⟨

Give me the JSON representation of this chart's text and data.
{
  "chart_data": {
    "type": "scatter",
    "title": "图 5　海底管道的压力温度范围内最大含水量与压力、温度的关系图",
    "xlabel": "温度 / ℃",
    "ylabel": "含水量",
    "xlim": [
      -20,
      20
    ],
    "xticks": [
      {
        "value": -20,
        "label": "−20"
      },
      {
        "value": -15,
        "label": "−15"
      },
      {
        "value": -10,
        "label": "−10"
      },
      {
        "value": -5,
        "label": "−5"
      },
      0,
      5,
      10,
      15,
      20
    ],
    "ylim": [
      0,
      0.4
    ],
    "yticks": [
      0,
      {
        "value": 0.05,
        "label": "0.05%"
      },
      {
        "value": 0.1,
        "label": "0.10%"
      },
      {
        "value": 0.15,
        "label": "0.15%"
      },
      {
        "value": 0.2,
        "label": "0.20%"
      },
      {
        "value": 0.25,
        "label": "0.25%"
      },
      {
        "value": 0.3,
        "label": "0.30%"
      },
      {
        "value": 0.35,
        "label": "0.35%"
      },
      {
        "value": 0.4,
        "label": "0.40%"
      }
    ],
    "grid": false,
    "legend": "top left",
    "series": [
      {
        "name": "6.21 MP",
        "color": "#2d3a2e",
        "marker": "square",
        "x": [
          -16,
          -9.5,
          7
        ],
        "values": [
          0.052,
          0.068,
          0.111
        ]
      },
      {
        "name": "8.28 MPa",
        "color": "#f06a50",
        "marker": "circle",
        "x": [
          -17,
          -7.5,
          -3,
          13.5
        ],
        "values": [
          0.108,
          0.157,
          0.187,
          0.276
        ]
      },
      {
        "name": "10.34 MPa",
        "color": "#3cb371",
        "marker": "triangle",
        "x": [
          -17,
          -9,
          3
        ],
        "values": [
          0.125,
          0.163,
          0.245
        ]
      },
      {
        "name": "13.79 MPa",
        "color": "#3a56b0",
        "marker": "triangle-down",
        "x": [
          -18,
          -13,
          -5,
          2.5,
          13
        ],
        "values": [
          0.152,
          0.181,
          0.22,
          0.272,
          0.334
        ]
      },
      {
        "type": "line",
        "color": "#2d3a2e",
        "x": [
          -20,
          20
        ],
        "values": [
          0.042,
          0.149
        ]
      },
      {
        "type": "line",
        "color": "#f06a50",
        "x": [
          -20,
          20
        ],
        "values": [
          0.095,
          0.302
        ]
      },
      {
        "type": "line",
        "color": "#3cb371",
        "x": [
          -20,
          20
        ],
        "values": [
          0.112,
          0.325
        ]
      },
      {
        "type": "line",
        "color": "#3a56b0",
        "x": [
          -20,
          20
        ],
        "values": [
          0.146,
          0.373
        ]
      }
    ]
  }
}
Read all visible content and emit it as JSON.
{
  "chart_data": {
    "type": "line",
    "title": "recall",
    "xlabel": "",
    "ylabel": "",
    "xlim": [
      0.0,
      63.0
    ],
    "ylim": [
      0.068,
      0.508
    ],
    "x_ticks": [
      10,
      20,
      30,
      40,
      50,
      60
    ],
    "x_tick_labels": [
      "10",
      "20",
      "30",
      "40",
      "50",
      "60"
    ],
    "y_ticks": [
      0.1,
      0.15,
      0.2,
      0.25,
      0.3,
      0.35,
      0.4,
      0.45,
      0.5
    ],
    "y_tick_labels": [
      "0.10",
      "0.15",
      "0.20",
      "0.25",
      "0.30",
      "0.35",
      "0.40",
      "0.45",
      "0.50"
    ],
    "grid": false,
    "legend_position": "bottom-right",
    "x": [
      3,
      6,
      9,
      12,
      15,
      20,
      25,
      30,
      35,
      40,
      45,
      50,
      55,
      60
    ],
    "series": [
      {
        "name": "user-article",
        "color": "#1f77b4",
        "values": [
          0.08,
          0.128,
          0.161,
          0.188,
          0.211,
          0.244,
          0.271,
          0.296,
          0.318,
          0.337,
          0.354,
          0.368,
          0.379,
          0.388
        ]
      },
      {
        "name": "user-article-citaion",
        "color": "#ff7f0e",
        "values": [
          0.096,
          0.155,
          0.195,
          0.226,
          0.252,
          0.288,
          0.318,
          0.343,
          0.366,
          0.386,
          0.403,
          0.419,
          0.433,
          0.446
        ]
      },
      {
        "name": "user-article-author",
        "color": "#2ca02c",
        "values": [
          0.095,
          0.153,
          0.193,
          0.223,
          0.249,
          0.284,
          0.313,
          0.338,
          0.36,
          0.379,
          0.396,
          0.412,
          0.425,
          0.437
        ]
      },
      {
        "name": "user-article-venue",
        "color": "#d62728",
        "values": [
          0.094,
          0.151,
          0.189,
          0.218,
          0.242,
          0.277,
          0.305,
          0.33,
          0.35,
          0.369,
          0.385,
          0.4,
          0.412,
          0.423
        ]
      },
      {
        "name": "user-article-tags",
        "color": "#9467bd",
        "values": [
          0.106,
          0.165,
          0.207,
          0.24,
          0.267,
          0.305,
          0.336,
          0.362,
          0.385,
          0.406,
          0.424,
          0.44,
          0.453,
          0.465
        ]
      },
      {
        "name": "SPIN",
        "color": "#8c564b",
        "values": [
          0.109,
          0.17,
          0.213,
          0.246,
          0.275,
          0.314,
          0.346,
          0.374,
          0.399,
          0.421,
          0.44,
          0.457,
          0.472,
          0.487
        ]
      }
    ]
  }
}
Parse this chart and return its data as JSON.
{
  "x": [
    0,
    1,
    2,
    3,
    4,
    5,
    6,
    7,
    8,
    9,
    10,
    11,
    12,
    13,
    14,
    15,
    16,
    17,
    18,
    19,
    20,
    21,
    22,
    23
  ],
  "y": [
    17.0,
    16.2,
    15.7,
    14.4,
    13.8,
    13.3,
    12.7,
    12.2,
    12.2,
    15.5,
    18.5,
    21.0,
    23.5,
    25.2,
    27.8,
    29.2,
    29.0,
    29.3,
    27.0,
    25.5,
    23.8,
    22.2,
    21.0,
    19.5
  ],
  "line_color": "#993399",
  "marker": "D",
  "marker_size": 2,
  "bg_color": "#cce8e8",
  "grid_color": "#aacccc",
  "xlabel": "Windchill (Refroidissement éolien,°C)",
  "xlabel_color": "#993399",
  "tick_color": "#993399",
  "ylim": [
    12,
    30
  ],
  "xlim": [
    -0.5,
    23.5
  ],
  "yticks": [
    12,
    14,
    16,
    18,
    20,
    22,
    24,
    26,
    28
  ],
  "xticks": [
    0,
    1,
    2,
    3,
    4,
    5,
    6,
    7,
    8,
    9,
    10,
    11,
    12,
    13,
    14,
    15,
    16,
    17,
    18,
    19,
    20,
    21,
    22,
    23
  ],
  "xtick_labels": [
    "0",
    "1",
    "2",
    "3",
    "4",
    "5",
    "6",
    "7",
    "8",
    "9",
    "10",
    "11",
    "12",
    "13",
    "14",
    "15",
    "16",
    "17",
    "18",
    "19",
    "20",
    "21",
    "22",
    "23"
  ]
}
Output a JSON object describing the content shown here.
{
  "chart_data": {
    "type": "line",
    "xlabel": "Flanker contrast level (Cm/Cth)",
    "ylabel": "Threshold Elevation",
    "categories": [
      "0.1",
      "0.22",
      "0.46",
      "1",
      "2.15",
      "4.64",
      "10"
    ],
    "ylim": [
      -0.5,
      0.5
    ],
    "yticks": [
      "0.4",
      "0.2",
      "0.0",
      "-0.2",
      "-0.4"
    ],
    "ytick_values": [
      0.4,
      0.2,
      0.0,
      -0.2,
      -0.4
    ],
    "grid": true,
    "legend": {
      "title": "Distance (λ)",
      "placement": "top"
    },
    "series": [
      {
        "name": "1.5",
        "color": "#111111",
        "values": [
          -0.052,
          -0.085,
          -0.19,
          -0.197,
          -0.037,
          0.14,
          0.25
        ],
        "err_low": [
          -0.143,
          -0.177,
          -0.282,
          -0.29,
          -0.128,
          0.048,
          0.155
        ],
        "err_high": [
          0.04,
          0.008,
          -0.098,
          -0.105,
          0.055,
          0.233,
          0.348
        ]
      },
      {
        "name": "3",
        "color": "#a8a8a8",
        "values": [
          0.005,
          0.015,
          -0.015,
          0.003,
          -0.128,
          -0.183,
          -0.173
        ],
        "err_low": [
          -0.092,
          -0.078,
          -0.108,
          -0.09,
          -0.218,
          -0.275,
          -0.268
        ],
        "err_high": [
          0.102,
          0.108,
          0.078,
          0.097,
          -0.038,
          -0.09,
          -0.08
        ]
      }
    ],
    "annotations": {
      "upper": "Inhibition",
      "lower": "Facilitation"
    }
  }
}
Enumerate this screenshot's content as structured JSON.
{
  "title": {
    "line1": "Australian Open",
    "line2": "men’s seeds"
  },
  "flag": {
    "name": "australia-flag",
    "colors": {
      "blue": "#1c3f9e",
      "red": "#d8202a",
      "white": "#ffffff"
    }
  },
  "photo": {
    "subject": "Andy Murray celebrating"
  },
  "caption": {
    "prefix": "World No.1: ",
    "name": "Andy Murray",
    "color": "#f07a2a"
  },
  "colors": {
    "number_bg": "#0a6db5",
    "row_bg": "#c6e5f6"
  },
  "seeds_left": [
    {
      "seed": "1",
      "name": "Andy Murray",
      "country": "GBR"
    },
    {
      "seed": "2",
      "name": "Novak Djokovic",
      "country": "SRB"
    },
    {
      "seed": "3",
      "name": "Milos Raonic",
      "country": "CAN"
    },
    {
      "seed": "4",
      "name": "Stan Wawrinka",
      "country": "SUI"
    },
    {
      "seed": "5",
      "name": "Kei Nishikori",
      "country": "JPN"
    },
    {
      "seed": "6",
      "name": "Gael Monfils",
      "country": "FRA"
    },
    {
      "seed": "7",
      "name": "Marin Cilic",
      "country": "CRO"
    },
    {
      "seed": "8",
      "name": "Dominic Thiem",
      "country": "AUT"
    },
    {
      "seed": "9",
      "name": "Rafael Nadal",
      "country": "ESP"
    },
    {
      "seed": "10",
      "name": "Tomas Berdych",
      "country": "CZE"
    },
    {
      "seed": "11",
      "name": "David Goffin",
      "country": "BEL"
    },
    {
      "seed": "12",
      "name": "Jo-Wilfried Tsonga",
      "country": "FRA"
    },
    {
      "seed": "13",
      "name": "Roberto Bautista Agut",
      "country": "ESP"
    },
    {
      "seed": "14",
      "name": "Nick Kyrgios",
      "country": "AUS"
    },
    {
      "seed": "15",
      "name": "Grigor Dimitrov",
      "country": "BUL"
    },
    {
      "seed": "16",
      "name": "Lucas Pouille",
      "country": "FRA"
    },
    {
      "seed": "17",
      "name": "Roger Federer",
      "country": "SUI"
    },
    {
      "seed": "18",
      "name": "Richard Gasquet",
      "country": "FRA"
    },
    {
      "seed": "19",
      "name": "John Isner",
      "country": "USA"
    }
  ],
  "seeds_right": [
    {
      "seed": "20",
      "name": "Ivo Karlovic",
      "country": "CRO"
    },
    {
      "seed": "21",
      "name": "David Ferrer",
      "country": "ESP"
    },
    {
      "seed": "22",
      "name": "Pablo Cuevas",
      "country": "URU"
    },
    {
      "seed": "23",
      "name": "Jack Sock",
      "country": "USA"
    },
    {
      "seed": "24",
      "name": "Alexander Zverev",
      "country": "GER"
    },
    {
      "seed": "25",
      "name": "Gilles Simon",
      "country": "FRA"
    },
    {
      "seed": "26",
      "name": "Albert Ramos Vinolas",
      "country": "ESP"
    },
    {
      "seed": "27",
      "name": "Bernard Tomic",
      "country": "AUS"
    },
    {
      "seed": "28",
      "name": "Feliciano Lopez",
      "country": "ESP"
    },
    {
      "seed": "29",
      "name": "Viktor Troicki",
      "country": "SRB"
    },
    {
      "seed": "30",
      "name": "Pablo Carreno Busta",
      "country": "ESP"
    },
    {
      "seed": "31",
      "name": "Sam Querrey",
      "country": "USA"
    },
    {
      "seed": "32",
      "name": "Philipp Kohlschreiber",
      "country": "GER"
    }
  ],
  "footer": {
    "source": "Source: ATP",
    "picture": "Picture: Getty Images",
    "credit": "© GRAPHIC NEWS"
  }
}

⟩

▶ Task prompt: Check each line of the entries for the string "Pablo". Copy the lines that have it.

▶ Expected output:
      "name": "Pablo Cuevas",
      "name": "Pablo Carreno Busta",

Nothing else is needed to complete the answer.